EXERCISE INPUTS.
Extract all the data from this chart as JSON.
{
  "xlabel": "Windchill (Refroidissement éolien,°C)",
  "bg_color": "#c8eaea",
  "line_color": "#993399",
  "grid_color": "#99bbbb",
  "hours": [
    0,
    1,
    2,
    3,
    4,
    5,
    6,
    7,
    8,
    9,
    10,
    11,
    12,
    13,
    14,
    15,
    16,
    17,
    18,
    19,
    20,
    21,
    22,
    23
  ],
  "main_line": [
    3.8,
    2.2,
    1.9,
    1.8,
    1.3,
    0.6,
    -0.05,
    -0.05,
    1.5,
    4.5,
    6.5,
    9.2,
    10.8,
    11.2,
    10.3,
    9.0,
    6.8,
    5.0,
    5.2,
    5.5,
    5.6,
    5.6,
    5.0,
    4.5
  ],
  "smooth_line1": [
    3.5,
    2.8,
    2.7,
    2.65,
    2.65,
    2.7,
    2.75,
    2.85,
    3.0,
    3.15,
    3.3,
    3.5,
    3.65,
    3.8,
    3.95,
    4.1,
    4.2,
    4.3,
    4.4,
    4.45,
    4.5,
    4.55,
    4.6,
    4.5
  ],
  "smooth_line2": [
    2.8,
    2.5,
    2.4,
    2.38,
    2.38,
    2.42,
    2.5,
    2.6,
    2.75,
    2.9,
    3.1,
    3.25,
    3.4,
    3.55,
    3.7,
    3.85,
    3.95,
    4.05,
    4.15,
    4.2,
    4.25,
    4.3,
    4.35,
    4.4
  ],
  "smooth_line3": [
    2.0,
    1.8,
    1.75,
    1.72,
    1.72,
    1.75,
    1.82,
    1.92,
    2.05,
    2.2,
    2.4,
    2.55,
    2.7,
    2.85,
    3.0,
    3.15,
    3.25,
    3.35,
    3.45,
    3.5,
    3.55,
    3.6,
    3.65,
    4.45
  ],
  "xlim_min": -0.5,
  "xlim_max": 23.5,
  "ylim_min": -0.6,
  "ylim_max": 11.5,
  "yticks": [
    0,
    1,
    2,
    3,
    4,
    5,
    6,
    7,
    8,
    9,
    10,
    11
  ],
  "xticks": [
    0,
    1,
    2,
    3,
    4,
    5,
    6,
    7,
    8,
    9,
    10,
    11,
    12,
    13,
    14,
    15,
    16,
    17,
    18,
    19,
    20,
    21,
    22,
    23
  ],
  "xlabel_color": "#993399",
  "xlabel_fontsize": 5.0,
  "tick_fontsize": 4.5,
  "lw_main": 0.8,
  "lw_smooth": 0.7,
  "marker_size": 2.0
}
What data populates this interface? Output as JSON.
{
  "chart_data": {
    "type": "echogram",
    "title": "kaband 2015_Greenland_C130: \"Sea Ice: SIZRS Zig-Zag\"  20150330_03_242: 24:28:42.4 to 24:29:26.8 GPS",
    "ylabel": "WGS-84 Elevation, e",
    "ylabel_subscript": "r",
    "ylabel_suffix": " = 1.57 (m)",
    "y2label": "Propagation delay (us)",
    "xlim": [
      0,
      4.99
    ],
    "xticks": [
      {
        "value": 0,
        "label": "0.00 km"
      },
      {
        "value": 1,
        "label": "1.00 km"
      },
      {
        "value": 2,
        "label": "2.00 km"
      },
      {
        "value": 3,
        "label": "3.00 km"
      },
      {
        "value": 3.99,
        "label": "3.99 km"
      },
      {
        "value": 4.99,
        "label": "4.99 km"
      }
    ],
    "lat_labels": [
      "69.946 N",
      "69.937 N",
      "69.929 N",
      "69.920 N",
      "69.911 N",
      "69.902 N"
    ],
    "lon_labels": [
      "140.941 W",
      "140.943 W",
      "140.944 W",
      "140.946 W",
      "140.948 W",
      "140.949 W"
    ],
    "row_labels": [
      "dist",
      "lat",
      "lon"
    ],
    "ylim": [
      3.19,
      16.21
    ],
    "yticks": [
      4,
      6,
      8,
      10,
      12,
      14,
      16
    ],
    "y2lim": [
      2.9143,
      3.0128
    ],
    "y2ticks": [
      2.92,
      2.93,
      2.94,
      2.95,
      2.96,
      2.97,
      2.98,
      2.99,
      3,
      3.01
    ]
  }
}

WHAT IS BEING ASKED.
Using the listing above, please repeat every entry exactly.

FULL OUTPUT.
Extract all the data from this chart as JSON.
{
  "xlabel": "Windchill (Refroidissement éolien,°C)",
  "bg_color": "#c8eaea",
  "line_color": "#993399",
  "grid_color": "#99bbbb",
  "hours": [
    0,
    1,
    2,
    3,
    4,
    5,
    6,
    7,
    8,
    9,
    10,
    11,
    12,
    13,
    14,
    15,
    16,
    17,
    18,
    19,
    20,
    21,
    22,
    23
  ],
  "main_line": [
    3.8,
    2.2,
    1.9,
    1.8,
    1.3,
    0.6,
    -0.05,
    -0.05,
    1.5,
    4.5,
    6.5,
    9.2,
    10.8,
    11.2,
    10.3,
    9.0,
    6.8,
    5.0,
    5.2,
    5.5,
    5.6,
    5.6,
    5.0,
    4.5
  ],
  "smooth_line1": [
    3.5,
    2.8,
    2.7,
    2.65,
    2.65,
    2.7,
    2.75,
    2.85,
    3.0,
    3.15,
    3.3,
    3.5,
    3.65,
    3.8,
    3.95,
    4.1,
    4.2,
    4.3,
    4.4,
    4.45,
    4.5,
    4.55,
    4.6,
    4.5
  ],
  "smooth_line2": [
    2.8,
    2.5,
    2.4,
    2.38,
    2.38,
    2.42,
    2.5,
    2.6,
    2.75,
    2.9,
    3.1,
    3.25,
    3.4,
    3.55,
    3.7,
    3.85,
    3.95,
    4.05,
    4.15,
    4.2,
    4.25,
    4.3,
    4.35,
    4.4
  ],
  "smooth_line3": [
    2.0,
    1.8,
    1.75,
    1.72,
    1.72,
    1.75,
    1.82,
    1.92,
    2.05,
    2.2,
    2.4,
    2.55,
    2.7,
    2.85,
    3.0,
    3.15,
    3.25,
    3.35,
    3.45,
    3.5,
    3.55,
    3.6,
    3.65,
    4.45
  ],
  "xlim_min": -0.5,
  "xlim_max": 23.5,
  "ylim_min": -0.6,
  "ylim_max": 11.5,
  "yticks": [
    0,
    1,
    2,
    3,
    4,
    5,
    6,
    7,
    8,
    9,
    10,
    11
  ],
  "xticks": [
    0,
    1,
    2,
    3,
    4,
    5,
    6,
    7,
    8,
    9,
    10,
    11,
    12,
    13,
    14,
    15,
    16,
    17,
    18,
    19,
    20,
    21,
    22,
    23
  ],
  "xlabel_color": "#993399",
  "xlabel_fontsize": 5.0,
  "tick_fontsize": 4.5,
  "lw_main": 0.8,
  "lw_smooth": 0.7,
  "marker_size": 2.0
}
What data populates this interface? Output as JSON.
{
  "chart_data": {
    "type": "echogram",
    "title": "kaband 2015_Greenland_C130: \"Sea Ice: SIZRS Zig-Zag\"  20150330_03_242: 24:28:42.4 to 24:29:26.8 GPS",
    "ylabel": "WGS-84 Elevation, e",
    "ylabel_subscript": "r",
    "ylabel_suffix": " = 1.57 (m)",
    "y2label": "Propagation delay (us)",
    "xlim": [
      0,
      4.99
    ],
    "xticks": [
      {
        "value": 0,
        "label": "0.00 km"
      },
      {
        "value": 1,
        "label": "1.00 km"
      },
      {
        "value": 2,
        "label": "2.00 km"
      },
      {
        "value": 3,
        "label": "3.00 km"
      },
      {
        "value": 3.99,
        "label": "3.99 km"
      },
      {
        "value": 4.99,
        "label": "4.99 km"
      }
    ],
    "lat_labels": [
      "69.946 N",
      "69.937 N",
      "69.929 N",
      "69.920 N",
      "69.911 N",
      "69.902 N"
    ],
    "lon_labels": [
      "140.941 W",
      "140.943 W",
      "140.944 W",
      "140.946 W",
      "140.948 W",
      "140.949 W"
    ],
    "row_labels": [
      "dist",
      "lat",
      "lon"
    ],
    "ylim": [
      3.19,
      16.21
    ],
    "yticks": [
      4,
      6,
      8,
      10,
      12,
      14,
      16
    ],
    "y2lim": [
      2.9143,
      3.0128
    ],
    "y2ticks": [
      2.92,
      2.93,
      2.94,
      2.95,
      2.96,
      2.97,
      2.98,
      2.99,
      3,
      3.01
    ]
  }
}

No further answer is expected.